[Dataset entries]

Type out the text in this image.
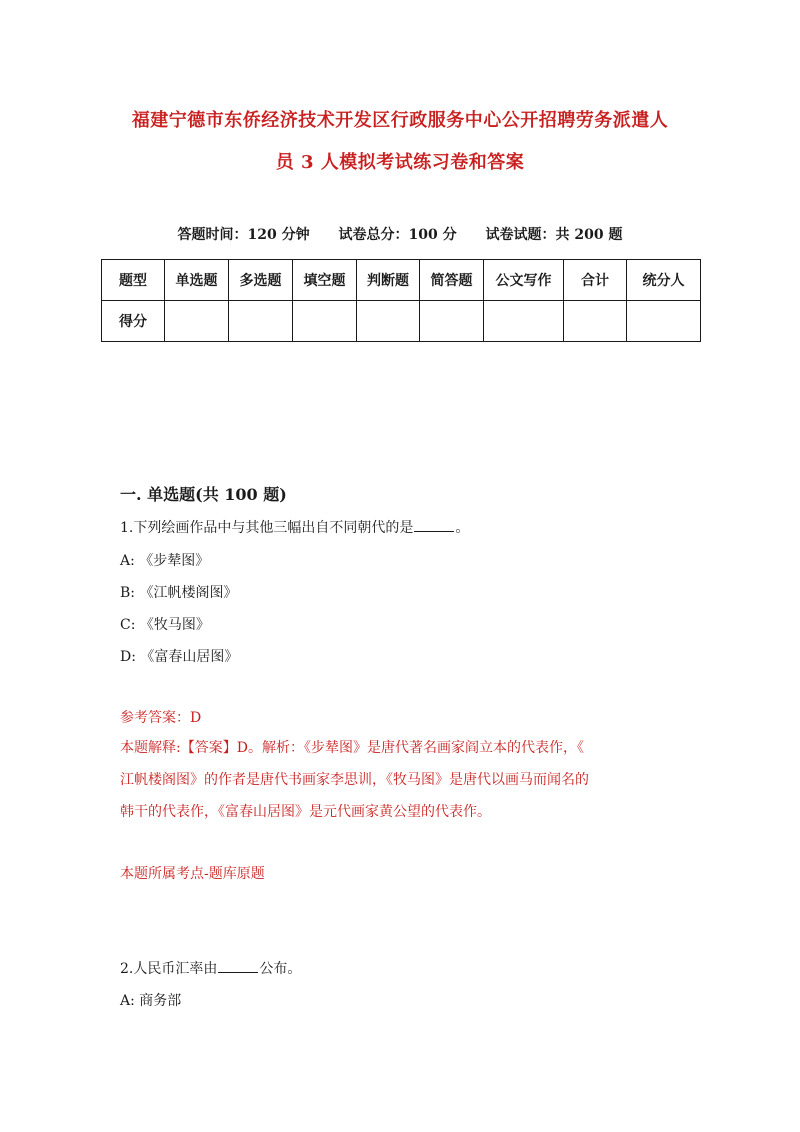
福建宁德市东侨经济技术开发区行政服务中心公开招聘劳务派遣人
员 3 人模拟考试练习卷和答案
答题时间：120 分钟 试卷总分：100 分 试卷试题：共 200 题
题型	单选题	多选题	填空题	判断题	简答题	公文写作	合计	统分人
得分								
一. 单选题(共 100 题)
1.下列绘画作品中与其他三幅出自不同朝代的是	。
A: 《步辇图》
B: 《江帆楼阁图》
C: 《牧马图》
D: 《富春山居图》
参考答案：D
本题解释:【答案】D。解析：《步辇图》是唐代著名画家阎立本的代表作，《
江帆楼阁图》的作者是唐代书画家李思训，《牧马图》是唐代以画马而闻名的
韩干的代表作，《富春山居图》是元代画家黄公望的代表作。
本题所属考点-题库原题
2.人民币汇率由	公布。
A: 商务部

What is required:
Give back the entries verbatim. Do not include any picture.

Result of this exercise:
Type out the text in this image.
福建宁德市东侨经济技术开发区行政服务中心公开招聘劳务派遣人
员 3 人模拟考试练习卷和答案
答题时间：120 分钟 试卷总分：100 分 试卷试题：共 200 题
题型	单选题	多选题	填空题	判断题	简答题	公文写作	合计	统分人
得分								
一. 单选题(共 100 题)
1.下列绘画作品中与其他三幅出自不同朝代的是	。
A: 《步辇图》
B: 《江帆楼阁图》
C: 《牧马图》
D: 《富春山居图》
参考答案：D
本题解释:【答案】D。解析：《步辇图》是唐代著名画家阎立本的代表作，《
江帆楼阁图》的作者是唐代书画家李思训，《牧马图》是唐代以画马而闻名的
韩干的代表作，《富春山居图》是元代画家黄公望的代表作。
本题所属考点-题库原题
2.人民币汇率由	公布。
A: 商务部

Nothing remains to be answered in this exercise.